▸ Data supplied:
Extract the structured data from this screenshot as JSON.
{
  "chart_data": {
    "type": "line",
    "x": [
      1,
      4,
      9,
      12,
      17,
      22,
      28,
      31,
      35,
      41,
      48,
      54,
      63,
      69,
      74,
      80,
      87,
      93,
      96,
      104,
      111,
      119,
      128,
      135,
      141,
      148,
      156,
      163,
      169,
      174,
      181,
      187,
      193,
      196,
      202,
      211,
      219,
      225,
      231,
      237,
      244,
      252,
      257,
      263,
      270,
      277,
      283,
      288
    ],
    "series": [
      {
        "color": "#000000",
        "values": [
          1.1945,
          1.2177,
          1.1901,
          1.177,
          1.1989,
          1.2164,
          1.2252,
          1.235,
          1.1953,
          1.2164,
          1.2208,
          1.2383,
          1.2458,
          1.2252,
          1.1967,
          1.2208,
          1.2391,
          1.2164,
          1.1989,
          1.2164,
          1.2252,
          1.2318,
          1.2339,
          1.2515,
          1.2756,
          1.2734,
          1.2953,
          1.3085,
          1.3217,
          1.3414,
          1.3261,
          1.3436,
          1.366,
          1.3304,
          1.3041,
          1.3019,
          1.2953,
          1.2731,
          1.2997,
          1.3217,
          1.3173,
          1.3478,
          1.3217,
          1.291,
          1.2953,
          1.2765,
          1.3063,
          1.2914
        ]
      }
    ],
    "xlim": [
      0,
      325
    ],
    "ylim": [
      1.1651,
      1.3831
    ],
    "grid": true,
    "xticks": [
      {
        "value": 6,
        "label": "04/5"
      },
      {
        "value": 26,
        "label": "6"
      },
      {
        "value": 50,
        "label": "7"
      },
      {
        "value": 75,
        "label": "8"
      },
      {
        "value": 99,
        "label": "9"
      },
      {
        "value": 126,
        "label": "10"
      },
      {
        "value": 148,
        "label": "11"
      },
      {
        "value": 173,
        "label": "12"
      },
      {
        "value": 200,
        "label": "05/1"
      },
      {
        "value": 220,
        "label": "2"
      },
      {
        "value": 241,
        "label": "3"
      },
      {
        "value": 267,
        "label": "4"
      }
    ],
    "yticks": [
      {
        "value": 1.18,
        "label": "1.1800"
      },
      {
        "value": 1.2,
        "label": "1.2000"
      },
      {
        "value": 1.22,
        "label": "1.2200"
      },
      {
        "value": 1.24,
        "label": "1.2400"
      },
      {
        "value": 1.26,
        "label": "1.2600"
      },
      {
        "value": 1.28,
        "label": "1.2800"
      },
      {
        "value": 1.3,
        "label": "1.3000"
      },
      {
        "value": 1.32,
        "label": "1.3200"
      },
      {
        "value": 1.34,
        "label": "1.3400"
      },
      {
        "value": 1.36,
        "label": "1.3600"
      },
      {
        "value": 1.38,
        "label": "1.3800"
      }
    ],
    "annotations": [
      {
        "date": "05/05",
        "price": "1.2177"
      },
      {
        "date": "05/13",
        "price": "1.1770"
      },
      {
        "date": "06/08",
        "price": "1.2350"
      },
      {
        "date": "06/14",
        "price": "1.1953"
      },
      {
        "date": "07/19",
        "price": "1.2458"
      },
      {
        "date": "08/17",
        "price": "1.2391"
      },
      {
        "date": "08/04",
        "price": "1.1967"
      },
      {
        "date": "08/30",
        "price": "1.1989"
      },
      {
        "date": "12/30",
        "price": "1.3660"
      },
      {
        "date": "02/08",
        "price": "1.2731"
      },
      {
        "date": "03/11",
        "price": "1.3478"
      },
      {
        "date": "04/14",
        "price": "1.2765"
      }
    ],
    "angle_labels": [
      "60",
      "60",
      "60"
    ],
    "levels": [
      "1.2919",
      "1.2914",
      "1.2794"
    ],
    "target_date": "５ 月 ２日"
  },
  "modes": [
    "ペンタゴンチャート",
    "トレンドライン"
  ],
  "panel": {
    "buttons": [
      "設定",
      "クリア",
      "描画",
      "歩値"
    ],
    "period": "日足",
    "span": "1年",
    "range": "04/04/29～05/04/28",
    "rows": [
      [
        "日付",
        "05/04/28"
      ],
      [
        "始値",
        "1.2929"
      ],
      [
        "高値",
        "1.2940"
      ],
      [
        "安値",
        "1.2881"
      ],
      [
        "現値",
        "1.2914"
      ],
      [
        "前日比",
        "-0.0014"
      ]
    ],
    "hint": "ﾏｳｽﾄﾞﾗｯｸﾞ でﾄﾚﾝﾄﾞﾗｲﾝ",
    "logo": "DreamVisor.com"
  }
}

▸ What is expected:
Write all of the records out again exactly.

▸ Written response:
Extract the structured data from this screenshot as JSON.
{
  "chart_data": {
    "type": "line",
    "x": [
      1,
      4,
      9,
      12,
      17,
      22,
      28,
      31,
      35,
      41,
      48,
      54,
      63,
      69,
      74,
      80,
      87,
      93,
      96,
      104,
      111,
      119,
      128,
      135,
      141,
      148,
      156,
      163,
      169,
      174,
      181,
      187,
      193,
      196,
      202,
      211,
      219,
      225,
      231,
      237,
      244,
      252,
      257,
      263,
      270,
      277,
      283,
      288
    ],
    "series": [
      {
        "color": "#000000",
        "values": [
          1.1945,
          1.2177,
          1.1901,
          1.177,
          1.1989,
          1.2164,
          1.2252,
          1.235,
          1.1953,
          1.2164,
          1.2208,
          1.2383,
          1.2458,
          1.2252,
          1.1967,
          1.2208,
          1.2391,
          1.2164,
          1.1989,
          1.2164,
          1.2252,
          1.2318,
          1.2339,
          1.2515,
          1.2756,
          1.2734,
          1.2953,
          1.3085,
          1.3217,
          1.3414,
          1.3261,
          1.3436,
          1.366,
          1.3304,
          1.3041,
          1.3019,
          1.2953,
          1.2731,
          1.2997,
          1.3217,
          1.3173,
          1.3478,
          1.3217,
          1.291,
          1.2953,
          1.2765,
          1.3063,
          1.2914
        ]
      }
    ],
    "xlim": [
      0,
      325
    ],
    "ylim": [
      1.1651,
      1.3831
    ],
    "grid": true,
    "xticks": [
      {
        "value": 6,
        "label": "04/5"
      },
      {
        "value": 26,
        "label": "6"
      },
      {
        "value": 50,
        "label": "7"
      },
      {
        "value": 75,
        "label": "8"
      },
      {
        "value": 99,
        "label": "9"
      },
      {
        "value": 126,
        "label": "10"
      },
      {
        "value": 148,
        "label": "11"
      },
      {
        "value": 173,
        "label": "12"
      },
      {
        "value": 200,
        "label": "05/1"
      },
      {
        "value": 220,
        "label": "2"
      },
      {
        "value": 241,
        "label": "3"
      },
      {
        "value": 267,
        "label": "4"
      }
    ],
    "yticks": [
      {
        "value": 1.18,
        "label": "1.1800"
      },
      {
        "value": 1.2,
        "label": "1.2000"
      },
      {
        "value": 1.22,
        "label": "1.2200"
      },
      {
        "value": 1.24,
        "label": "1.2400"
      },
      {
        "value": 1.26,
        "label": "1.2600"
      },
      {
        "value": 1.28,
        "label": "1.2800"
      },
      {
        "value": 1.3,
        "label": "1.3000"
      },
      {
        "value": 1.32,
        "label": "1.3200"
      },
      {
        "value": 1.34,
        "label": "1.3400"
      },
      {
        "value": 1.36,
        "label": "1.3600"
      },
      {
        "value": 1.38,
        "label": "1.3800"
      }
    ],
    "annotations": [
      {
        "date": "05/05",
        "price": "1.2177"
      },
      {
        "date": "05/13",
        "price": "1.1770"
      },
      {
        "date": "06/08",
        "price": "1.2350"
      },
      {
        "date": "06/14",
        "price": "1.1953"
      },
      {
        "date": "07/19",
        "price": "1.2458"
      },
      {
        "date": "08/17",
        "price": "1.2391"
      },
      {
        "date": "08/04",
        "price": "1.1967"
      },
      {
        "date": "08/30",
        "price": "1.1989"
      },
      {
        "date": "12/30",
        "price": "1.3660"
      },
      {
        "date": "02/08",
        "price": "1.2731"
      },
      {
        "date": "03/11",
        "price": "1.3478"
      },
      {
        "date": "04/14",
        "price": "1.2765"
      }
    ],
    "angle_labels": [
      "60",
      "60",
      "60"
    ],
    "levels": [
      "1.2919",
      "1.2914",
      "1.2794"
    ],
    "target_date": "５ 月 ２日"
  },
  "modes": [
    "ペンタゴンチャート",
    "トレンドライン"
  ],
  "panel": {
    "buttons": [
      "設定",
      "クリア",
      "描画",
      "歩値"
    ],
    "period": "日足",
    "span": "1年",
    "range": "04/04/29～05/04/28",
    "rows": [
      [
        "日付",
        "05/04/28"
      ],
      [
        "始値",
        "1.2929"
      ],
      [
        "高値",
        "1.2940"
      ],
      [
        "安値",
        "1.2881"
      ],
      [
        "現値",
        "1.2914"
      ],
      [
        "前日比",
        "-0.0014"
      ]
    ],
    "hint": "ﾏｳｽﾄﾞﾗｯｸﾞ でﾄﾚﾝﾄﾞﾗｲﾝ",
    "logo": "DreamVisor.com"
  }
}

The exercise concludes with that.